Look through the lines and report how many include the word "Masculino", giving nothing but the number.

(Records from a dataset)
· · · · ·

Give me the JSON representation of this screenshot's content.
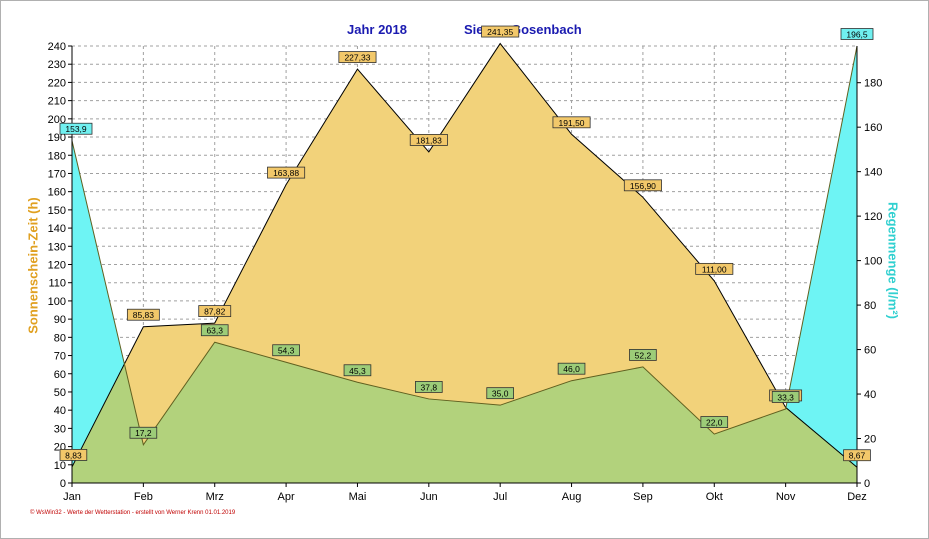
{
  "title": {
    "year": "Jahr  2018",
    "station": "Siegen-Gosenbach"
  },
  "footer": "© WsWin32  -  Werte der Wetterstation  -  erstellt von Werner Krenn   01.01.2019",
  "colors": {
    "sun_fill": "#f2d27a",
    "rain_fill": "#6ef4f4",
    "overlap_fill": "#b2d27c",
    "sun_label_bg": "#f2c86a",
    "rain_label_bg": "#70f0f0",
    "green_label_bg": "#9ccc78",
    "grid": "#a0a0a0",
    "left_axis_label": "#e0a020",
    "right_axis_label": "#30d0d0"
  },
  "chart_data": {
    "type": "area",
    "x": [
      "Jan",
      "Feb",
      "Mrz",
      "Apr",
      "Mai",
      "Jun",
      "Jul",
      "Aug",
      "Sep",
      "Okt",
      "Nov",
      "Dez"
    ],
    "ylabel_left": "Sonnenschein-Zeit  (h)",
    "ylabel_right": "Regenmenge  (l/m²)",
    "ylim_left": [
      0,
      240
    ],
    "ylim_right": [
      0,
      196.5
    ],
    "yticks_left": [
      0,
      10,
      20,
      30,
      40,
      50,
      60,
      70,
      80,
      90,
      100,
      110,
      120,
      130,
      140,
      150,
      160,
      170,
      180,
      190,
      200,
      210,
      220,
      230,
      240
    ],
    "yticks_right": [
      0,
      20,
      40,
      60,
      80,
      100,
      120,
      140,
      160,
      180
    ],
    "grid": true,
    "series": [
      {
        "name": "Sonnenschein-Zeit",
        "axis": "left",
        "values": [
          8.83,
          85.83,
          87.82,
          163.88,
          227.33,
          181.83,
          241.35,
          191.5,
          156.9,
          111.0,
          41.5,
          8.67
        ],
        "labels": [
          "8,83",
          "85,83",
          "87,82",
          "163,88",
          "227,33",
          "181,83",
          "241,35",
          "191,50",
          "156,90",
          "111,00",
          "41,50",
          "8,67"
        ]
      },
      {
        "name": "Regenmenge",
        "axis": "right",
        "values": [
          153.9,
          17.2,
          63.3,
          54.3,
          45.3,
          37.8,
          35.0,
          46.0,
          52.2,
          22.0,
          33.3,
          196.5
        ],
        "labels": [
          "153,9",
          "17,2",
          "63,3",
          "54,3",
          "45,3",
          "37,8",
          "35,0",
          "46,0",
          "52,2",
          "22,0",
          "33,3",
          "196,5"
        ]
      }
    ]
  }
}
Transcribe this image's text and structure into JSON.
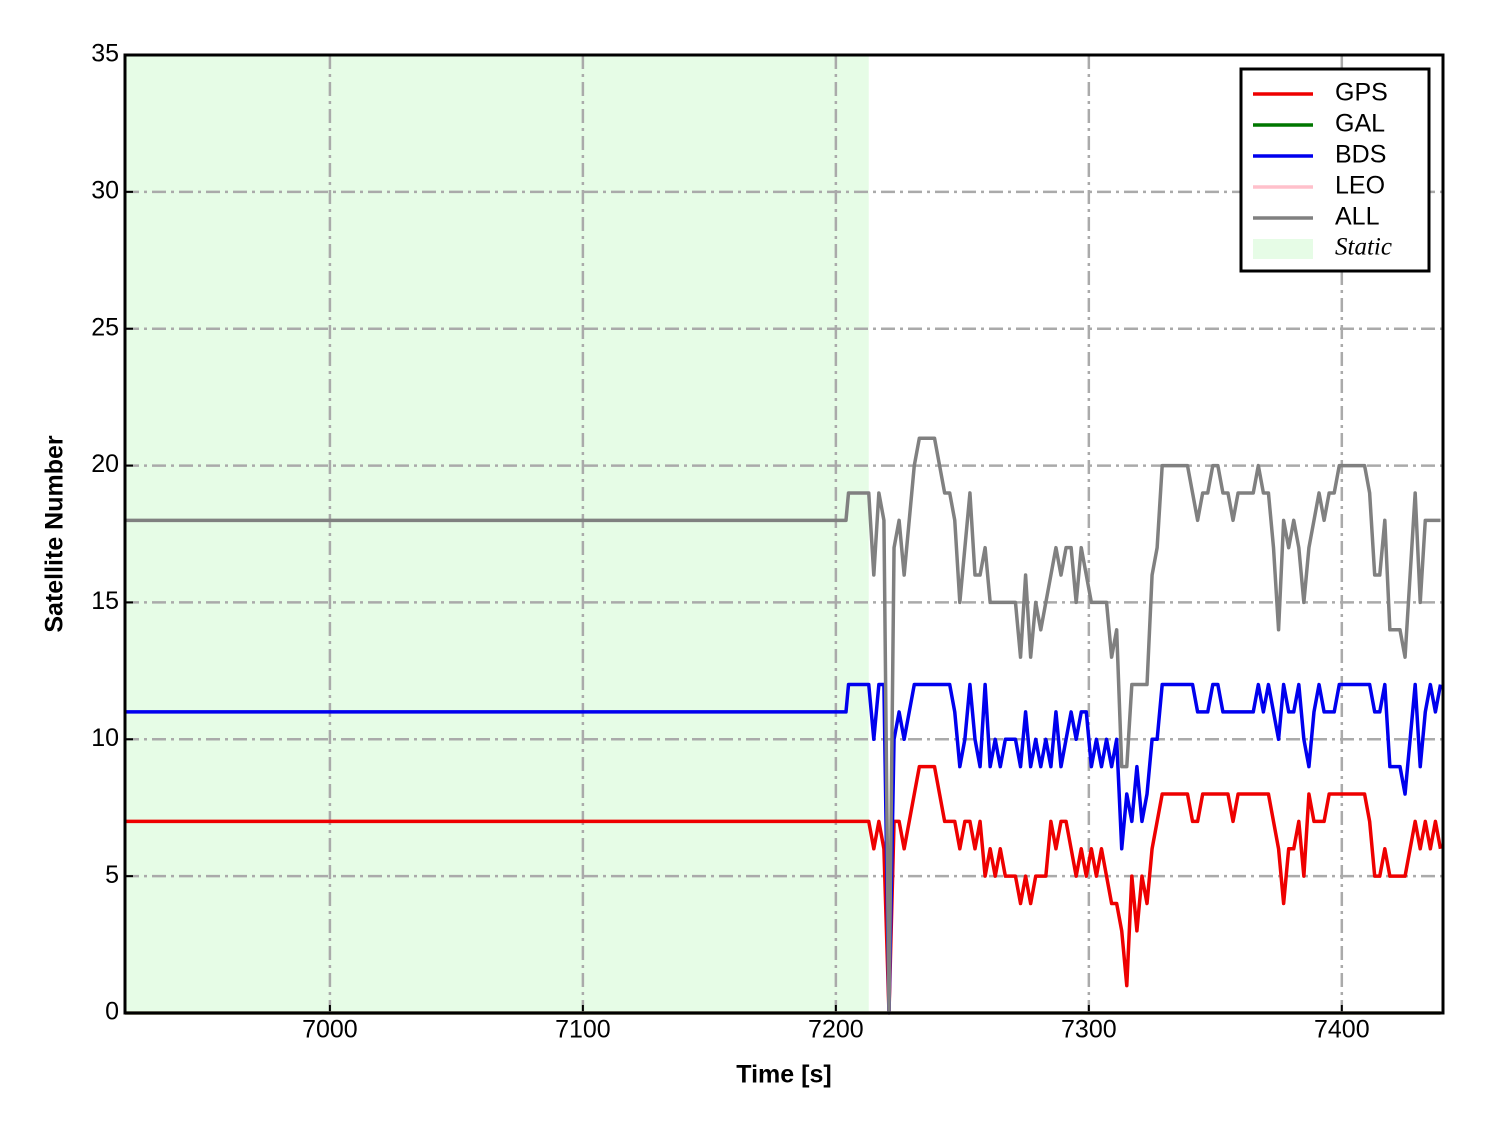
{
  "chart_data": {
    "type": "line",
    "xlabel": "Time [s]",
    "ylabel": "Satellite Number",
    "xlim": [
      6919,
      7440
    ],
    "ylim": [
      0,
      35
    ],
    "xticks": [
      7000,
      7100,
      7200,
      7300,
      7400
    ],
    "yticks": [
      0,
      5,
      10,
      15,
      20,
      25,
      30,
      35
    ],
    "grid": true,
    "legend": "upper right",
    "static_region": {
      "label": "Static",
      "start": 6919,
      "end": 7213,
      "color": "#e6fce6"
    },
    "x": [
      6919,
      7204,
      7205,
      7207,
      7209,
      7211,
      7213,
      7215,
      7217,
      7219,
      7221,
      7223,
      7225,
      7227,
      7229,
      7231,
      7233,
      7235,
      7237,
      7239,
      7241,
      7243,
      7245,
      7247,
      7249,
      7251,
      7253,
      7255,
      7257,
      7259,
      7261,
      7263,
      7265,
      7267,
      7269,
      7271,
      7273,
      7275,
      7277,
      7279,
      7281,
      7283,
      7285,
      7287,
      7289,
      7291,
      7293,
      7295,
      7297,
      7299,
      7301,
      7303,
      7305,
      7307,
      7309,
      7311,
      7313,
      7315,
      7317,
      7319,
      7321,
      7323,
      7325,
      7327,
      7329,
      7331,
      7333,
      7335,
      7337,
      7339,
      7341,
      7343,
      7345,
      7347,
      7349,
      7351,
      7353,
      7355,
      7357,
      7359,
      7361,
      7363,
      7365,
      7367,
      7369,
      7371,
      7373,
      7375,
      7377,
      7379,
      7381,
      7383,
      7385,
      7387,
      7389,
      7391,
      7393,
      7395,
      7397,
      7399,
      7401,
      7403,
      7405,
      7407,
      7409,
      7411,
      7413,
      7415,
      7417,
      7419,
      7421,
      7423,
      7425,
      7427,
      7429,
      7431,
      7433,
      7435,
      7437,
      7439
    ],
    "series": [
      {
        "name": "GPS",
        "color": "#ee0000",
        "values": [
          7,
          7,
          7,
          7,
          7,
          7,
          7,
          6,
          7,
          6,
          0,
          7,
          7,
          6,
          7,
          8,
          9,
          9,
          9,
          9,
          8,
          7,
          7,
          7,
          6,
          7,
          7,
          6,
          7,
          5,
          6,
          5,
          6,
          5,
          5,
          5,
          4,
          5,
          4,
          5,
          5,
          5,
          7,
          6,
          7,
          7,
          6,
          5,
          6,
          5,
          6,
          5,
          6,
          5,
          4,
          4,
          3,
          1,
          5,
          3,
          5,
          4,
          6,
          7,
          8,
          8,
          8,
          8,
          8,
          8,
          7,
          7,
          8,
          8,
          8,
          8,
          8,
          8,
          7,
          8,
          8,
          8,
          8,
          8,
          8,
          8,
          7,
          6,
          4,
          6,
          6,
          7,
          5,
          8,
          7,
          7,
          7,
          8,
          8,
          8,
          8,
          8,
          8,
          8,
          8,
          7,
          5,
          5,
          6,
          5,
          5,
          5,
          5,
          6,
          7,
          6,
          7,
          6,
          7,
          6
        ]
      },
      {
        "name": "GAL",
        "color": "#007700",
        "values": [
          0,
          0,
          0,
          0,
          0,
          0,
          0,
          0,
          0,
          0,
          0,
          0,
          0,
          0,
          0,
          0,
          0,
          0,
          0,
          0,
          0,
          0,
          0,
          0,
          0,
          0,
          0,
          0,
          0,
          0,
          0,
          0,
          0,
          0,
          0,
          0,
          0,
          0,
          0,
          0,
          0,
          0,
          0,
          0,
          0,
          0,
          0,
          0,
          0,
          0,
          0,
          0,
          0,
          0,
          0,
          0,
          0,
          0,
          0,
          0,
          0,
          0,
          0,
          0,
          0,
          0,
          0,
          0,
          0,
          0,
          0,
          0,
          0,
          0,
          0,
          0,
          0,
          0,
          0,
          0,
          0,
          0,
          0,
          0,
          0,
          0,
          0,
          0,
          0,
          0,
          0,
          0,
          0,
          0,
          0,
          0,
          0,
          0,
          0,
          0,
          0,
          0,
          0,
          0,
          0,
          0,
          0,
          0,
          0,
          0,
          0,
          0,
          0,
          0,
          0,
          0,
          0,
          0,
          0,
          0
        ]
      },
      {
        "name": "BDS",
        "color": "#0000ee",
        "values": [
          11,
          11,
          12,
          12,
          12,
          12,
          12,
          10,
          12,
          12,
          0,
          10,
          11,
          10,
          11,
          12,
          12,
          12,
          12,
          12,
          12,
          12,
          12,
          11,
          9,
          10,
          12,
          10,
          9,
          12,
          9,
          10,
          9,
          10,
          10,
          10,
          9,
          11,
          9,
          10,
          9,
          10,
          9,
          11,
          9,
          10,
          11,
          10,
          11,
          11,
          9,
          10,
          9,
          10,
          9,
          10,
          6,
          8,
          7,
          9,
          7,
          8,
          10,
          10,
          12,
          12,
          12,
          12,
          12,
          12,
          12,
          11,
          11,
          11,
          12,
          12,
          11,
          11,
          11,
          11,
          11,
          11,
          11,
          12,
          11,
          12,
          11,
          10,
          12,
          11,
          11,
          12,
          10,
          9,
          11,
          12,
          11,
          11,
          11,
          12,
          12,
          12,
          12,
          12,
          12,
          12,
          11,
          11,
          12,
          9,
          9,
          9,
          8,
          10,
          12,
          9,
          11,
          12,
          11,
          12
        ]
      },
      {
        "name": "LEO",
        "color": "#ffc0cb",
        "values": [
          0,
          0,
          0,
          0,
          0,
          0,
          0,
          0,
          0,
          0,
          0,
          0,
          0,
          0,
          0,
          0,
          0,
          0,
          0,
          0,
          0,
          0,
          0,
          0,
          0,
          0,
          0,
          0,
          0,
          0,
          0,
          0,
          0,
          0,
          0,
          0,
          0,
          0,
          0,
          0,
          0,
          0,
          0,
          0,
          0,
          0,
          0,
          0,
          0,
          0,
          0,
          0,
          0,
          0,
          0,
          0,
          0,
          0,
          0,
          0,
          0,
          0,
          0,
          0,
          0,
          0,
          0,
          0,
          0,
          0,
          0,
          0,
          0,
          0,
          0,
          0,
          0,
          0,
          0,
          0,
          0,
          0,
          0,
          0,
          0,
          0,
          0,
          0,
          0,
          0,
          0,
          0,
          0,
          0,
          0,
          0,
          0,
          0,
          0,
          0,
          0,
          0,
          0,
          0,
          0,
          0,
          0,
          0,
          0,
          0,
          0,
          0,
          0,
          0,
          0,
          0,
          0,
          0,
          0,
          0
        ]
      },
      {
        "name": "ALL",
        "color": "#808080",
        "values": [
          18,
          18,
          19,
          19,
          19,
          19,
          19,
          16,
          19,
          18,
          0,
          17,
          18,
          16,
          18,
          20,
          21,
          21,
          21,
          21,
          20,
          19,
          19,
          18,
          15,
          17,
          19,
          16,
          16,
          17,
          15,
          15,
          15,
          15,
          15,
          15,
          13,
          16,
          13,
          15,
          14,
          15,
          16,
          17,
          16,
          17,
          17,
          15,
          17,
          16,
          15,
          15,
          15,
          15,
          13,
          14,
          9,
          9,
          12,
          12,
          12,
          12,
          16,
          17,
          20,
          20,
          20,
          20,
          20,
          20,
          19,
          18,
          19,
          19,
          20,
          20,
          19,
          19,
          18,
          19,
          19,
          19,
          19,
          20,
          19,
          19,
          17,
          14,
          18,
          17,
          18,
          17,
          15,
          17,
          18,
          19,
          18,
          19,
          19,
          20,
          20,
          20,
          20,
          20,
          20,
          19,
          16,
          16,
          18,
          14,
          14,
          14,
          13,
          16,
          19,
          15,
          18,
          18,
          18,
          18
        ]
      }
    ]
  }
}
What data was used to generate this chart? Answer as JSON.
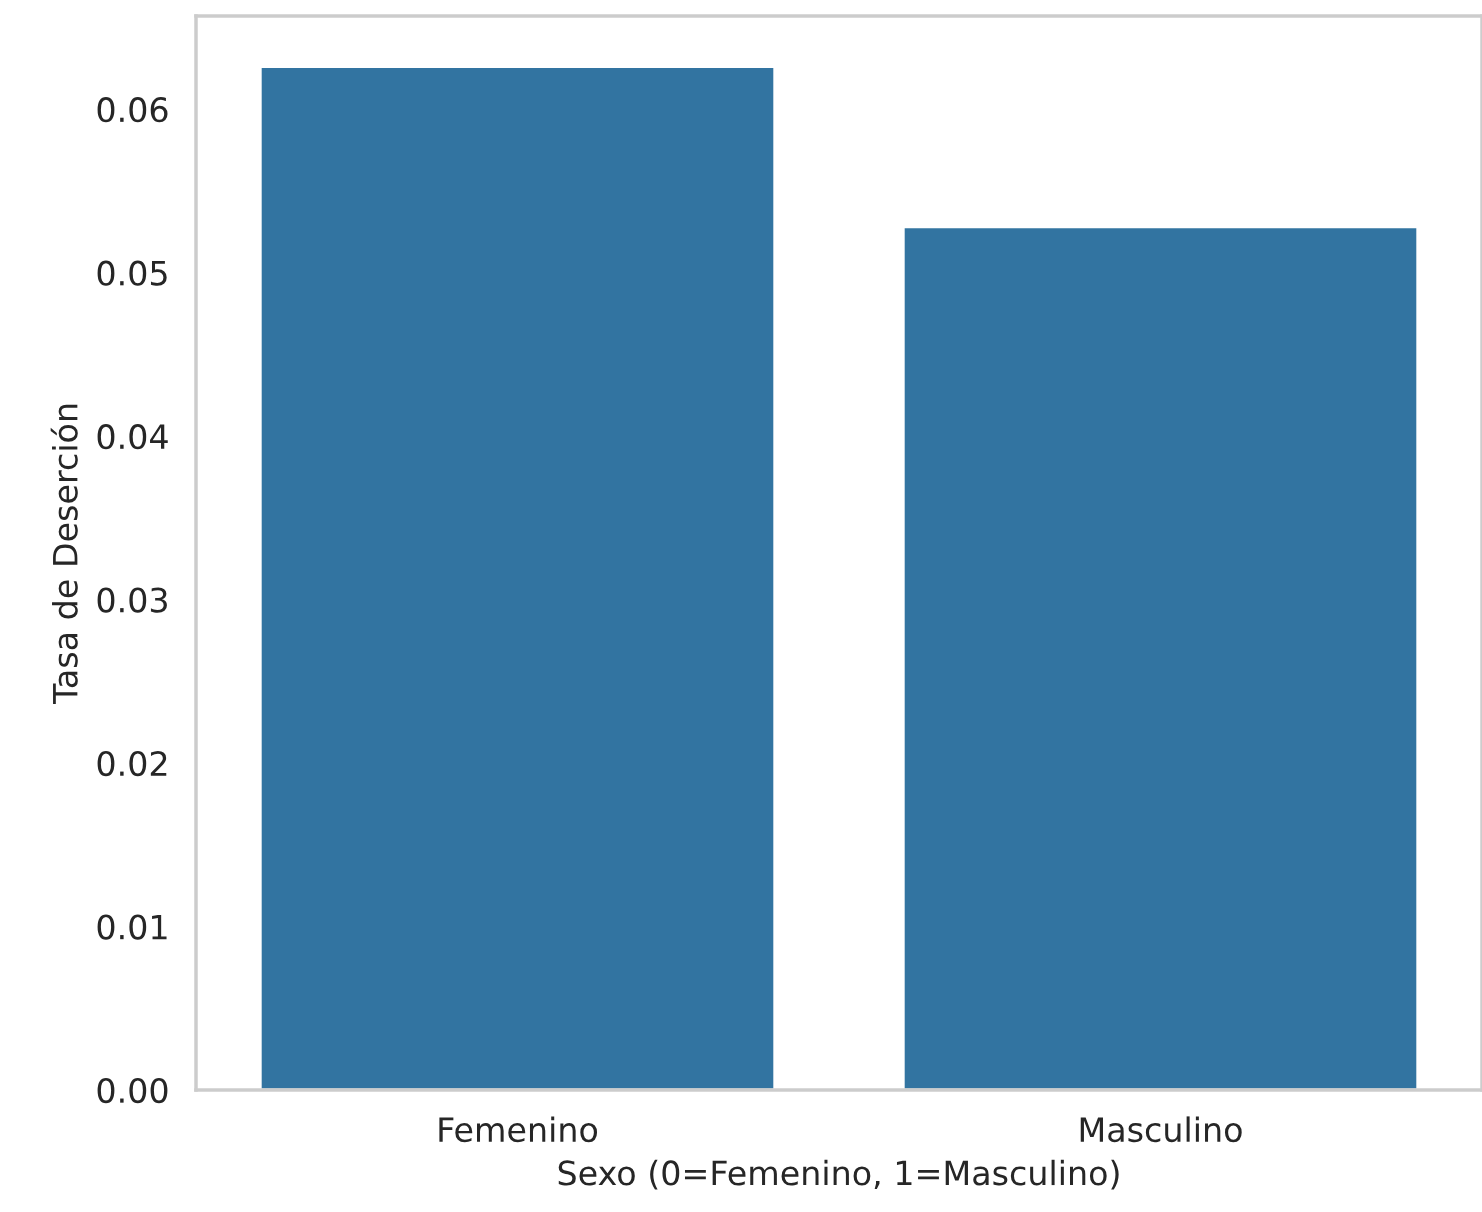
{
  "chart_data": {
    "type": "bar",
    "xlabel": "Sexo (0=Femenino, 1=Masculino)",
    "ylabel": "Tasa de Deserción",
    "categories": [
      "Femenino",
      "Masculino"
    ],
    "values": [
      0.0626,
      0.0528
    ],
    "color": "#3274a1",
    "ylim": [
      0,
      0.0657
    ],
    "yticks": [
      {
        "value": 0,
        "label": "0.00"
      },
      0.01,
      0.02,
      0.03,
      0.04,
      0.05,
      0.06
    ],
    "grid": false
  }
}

· · · · ·

Problem solution
2